┏━━

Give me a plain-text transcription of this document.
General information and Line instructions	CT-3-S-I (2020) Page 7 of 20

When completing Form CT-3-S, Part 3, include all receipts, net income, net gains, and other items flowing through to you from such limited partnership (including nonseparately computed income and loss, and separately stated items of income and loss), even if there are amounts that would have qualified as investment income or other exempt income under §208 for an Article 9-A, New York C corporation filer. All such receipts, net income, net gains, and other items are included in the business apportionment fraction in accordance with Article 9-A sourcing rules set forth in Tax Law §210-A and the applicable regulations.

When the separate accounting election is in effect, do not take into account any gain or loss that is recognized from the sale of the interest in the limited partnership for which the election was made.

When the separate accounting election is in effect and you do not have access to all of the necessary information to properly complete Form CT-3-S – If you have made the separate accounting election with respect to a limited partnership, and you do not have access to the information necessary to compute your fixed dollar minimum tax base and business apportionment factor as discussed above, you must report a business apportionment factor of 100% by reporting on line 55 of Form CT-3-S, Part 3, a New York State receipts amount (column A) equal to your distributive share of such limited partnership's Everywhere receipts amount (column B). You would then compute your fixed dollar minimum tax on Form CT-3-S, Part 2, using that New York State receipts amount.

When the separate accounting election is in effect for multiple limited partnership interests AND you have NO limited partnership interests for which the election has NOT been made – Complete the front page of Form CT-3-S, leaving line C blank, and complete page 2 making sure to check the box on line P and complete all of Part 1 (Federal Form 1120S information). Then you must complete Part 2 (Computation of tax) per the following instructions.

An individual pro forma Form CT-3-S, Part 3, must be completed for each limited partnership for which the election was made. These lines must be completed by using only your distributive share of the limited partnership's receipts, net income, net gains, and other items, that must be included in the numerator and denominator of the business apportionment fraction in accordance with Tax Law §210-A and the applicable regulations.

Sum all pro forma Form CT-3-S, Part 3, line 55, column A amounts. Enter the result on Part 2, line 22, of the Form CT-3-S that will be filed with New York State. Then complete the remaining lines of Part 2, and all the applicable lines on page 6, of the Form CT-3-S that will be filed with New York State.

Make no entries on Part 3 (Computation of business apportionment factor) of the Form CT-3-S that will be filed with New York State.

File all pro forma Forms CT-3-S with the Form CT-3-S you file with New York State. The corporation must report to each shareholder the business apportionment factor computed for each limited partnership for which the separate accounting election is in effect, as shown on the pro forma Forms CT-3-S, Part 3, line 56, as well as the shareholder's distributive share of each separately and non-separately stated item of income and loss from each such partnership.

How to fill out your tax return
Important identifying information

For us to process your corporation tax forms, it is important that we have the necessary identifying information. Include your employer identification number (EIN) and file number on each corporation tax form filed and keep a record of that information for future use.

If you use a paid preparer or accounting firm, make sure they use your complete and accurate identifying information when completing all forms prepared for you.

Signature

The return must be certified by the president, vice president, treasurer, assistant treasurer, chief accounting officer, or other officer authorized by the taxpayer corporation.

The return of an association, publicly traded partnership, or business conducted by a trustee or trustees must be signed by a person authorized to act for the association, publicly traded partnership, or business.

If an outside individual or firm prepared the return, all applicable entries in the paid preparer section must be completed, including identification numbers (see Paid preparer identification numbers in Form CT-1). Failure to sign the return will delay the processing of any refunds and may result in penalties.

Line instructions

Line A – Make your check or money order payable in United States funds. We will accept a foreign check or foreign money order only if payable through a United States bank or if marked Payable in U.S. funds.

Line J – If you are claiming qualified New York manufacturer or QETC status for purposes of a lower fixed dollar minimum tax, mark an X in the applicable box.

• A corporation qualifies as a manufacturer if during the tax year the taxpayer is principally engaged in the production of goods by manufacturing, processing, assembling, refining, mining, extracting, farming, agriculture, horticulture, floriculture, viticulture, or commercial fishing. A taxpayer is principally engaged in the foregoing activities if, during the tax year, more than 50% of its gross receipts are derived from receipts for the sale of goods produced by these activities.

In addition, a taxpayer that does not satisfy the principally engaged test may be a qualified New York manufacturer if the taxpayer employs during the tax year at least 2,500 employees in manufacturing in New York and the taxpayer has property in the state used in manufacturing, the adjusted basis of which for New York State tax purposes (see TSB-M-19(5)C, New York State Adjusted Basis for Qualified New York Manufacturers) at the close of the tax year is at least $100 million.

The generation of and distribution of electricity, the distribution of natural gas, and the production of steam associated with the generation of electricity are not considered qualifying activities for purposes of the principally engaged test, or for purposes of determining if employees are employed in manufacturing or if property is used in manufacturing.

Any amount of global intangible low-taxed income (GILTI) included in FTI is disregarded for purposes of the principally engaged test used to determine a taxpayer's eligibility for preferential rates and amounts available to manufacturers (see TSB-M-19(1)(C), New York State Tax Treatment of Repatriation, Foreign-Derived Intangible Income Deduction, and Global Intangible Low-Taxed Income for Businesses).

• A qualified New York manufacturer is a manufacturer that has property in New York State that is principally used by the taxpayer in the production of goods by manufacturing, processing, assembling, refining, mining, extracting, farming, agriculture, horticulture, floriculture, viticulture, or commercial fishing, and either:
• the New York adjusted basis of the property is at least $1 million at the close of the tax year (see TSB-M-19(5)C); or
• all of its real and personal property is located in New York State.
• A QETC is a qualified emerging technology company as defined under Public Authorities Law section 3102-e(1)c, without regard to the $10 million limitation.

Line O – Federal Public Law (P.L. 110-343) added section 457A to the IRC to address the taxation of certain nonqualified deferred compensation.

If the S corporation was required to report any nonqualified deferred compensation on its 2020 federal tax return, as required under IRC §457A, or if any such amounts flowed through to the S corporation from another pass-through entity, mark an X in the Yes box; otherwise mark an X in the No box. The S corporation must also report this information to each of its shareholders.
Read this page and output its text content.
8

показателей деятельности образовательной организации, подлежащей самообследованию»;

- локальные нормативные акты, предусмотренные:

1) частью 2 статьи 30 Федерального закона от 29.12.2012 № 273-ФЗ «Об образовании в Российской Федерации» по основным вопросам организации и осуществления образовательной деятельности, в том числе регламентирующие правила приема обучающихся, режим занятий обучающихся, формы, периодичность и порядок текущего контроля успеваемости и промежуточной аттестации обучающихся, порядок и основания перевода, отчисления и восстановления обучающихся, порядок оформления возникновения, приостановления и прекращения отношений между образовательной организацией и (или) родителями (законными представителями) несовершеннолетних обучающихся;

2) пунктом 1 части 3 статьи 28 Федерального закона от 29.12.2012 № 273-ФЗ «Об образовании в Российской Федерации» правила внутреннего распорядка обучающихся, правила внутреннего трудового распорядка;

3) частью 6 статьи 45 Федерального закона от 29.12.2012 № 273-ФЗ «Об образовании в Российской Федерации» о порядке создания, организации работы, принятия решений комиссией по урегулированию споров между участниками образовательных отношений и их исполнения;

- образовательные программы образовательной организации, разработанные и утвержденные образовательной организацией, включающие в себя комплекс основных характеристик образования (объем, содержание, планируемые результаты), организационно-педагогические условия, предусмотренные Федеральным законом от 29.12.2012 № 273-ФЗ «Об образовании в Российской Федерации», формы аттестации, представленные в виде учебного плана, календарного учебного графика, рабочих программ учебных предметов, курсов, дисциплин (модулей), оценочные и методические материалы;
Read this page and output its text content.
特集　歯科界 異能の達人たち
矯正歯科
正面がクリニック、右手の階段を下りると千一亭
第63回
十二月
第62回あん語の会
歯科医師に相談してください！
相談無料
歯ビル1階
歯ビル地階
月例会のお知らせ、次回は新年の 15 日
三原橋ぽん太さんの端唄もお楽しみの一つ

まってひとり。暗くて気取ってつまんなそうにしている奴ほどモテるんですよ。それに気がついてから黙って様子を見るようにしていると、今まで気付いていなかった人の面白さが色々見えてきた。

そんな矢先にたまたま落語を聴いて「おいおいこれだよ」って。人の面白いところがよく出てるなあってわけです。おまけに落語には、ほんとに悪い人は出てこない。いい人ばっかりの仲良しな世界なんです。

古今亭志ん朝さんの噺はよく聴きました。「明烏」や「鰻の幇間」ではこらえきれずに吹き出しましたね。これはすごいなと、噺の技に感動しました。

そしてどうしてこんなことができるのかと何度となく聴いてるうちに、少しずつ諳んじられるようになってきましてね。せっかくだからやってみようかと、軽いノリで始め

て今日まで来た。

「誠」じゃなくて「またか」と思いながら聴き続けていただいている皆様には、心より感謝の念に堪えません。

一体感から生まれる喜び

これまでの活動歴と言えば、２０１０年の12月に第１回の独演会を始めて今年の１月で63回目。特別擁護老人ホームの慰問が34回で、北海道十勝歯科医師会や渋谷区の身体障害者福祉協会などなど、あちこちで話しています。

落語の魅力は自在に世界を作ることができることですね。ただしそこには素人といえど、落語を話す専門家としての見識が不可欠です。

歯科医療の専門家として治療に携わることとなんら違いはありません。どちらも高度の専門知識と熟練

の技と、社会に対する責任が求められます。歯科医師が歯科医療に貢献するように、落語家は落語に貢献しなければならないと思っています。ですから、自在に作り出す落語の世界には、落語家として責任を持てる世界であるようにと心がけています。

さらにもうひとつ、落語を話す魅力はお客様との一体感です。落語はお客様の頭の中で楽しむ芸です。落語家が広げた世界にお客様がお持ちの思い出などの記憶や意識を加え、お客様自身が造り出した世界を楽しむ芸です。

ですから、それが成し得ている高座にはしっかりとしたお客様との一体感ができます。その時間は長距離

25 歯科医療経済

┗━━

_WORK TO DO_
Copy each line of the records that contains the word "only".

_FINAL RESULT_
An individual pro forma Form CT-3-S, Part 3, must be completed for each limited partnership for which the election was made. These lines must be completed by using only your distributive share of the limited partnership's receipts, net income, net gains, and other items, that must be included in the numerator and denominator of the business apportionment fraction in accordance with Tax Law §210-A and the applicable regulations.
Line A – Make your check or money order payable in United States funds. We will accept a foreign check or foreign money order only if payable through a United States bank or if marked Payable in U.S. funds.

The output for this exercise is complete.